Task directions: Please format the part of the material that opens with the line containing "product-title-line2: 2ND GEN" and closes with the line containing "reel-text: SSIHR bbox=[345, 10, 385, 25]" as a Markdown table with two columns, Row and Material line. Leave out any blank lines.
-=-=-=-=-
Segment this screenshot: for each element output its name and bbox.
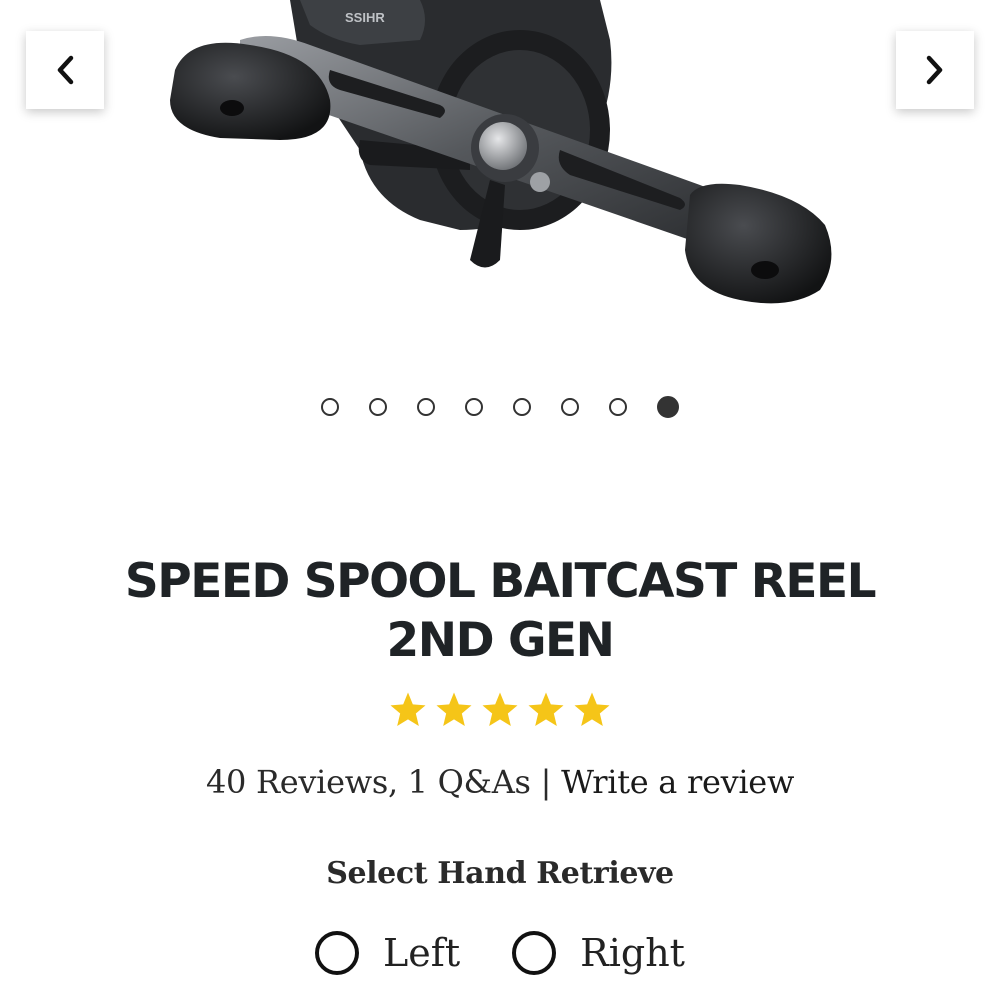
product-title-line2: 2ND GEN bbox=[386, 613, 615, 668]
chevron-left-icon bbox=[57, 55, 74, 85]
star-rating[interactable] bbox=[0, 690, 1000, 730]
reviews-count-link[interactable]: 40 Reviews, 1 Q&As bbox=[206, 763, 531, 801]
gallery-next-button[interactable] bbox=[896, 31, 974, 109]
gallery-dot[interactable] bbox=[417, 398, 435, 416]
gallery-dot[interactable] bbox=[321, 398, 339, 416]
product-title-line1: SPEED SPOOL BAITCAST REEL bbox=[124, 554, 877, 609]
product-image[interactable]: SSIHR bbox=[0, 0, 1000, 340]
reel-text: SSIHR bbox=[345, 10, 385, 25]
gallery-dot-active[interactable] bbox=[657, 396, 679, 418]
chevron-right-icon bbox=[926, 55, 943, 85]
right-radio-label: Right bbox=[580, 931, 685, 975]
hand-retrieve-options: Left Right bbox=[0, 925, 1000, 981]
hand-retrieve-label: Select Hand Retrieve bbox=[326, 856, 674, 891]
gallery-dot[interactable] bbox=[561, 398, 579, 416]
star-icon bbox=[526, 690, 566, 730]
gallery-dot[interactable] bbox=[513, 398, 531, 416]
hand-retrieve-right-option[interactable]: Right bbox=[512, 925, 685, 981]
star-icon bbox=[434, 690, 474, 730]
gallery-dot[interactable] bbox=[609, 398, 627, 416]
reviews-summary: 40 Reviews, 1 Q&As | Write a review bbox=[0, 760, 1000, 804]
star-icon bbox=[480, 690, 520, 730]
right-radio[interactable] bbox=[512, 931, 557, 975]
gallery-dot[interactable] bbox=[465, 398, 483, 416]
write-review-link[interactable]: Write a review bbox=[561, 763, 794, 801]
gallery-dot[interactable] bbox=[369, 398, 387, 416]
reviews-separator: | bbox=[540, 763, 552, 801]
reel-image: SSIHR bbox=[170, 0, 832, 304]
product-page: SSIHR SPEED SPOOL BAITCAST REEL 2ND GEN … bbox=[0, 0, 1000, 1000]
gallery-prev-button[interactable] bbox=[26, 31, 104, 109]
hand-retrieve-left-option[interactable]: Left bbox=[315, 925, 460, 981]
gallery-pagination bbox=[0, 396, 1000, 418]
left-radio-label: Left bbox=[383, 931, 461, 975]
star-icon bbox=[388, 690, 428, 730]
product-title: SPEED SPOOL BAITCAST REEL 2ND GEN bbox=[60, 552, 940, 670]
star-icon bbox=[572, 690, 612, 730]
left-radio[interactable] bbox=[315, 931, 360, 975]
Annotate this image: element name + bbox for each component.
-=-=-=-=-
Expected answer:
| Row | Material line |
|---|---|
| 1 | product-title-line2: 2ND GEN bbox=[386, 613, 615, 668] |
| 2 | chevron-left-icon bbox=[57, 55, 74, 85] |
| 3 | star-rating[interactable] bbox=[0, 690, 1000, 730] |
| 4 | reviews-count-link[interactable]: 40 Reviews, 1 Q&As bbox=[206, 763, 531, 801] |
| 5 | gallery-next-button[interactable] bbox=[896, 31, 974, 109] |
| 6 | gallery-dot[interactable] bbox=[417, 398, 435, 416] |
| 7 | gallery-dot[interactable] bbox=[321, 398, 339, 416] |
| 8 | product-title-line1: SPEED SPOOL BAITCAST REEL bbox=[124, 554, 877, 609] |
| 9 | product-image[interactable]: SSIHR bbox=[0, 0, 1000, 340] |
| 10 | reel-text: SSIHR bbox=[345, 10, 385, 25] |